_Request_
Filter these entries, keeping only lines that hold the word "Menu".

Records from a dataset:
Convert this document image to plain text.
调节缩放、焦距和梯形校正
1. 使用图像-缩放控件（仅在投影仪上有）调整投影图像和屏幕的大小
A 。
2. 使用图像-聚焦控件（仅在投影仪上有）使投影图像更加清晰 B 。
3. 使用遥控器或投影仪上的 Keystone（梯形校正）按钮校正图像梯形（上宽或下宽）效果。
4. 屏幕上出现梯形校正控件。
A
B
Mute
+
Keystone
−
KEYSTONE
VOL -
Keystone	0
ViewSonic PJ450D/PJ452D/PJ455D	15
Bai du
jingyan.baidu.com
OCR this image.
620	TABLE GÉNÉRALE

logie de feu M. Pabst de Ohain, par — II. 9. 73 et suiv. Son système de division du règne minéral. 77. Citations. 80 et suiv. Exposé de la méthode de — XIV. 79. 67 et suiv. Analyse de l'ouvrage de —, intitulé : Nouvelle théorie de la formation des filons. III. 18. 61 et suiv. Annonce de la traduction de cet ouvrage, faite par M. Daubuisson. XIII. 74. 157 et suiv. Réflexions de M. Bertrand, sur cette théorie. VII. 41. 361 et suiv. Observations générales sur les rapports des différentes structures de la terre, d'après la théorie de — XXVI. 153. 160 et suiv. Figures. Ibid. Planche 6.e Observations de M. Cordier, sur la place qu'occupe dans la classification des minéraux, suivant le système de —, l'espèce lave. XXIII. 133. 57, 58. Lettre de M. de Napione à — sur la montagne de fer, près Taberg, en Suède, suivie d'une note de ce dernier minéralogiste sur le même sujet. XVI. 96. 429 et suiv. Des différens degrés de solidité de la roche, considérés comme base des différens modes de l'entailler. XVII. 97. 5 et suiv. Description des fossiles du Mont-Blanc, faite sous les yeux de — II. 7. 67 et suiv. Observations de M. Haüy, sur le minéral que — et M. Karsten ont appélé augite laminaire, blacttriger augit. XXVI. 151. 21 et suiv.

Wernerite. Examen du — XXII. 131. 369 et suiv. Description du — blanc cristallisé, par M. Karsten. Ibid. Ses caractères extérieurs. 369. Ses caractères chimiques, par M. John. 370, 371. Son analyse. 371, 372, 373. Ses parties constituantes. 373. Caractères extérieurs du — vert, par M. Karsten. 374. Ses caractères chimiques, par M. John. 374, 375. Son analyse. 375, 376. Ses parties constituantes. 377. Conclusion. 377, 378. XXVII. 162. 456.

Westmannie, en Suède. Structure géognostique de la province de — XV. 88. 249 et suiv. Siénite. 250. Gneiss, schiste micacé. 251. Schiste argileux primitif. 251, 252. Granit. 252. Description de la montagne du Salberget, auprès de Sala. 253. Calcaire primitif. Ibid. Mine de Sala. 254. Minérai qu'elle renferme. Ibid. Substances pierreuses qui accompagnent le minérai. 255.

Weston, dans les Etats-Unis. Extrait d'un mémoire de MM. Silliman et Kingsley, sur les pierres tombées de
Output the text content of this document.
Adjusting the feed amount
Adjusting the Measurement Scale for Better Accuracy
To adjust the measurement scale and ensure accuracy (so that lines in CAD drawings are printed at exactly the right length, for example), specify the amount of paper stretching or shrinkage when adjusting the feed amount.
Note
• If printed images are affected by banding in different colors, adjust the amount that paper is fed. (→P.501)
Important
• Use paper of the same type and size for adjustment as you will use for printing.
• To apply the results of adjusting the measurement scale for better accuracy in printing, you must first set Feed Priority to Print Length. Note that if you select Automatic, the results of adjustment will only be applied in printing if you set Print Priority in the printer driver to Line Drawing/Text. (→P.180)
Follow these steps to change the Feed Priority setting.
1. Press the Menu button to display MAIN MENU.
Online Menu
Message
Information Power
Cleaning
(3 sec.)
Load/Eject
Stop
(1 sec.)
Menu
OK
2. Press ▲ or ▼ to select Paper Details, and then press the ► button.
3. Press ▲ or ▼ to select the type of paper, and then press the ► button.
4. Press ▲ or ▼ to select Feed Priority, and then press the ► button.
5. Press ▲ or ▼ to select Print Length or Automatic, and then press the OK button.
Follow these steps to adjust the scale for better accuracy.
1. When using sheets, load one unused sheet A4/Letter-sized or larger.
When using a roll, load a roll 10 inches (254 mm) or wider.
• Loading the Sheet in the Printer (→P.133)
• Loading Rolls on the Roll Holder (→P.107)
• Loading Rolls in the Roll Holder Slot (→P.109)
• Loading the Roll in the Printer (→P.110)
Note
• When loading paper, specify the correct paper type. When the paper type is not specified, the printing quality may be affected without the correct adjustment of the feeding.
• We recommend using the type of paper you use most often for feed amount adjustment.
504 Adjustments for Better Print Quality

_Result for this exercise_
1. Press the Menu button to display MAIN MENU.
Online Menu
Menu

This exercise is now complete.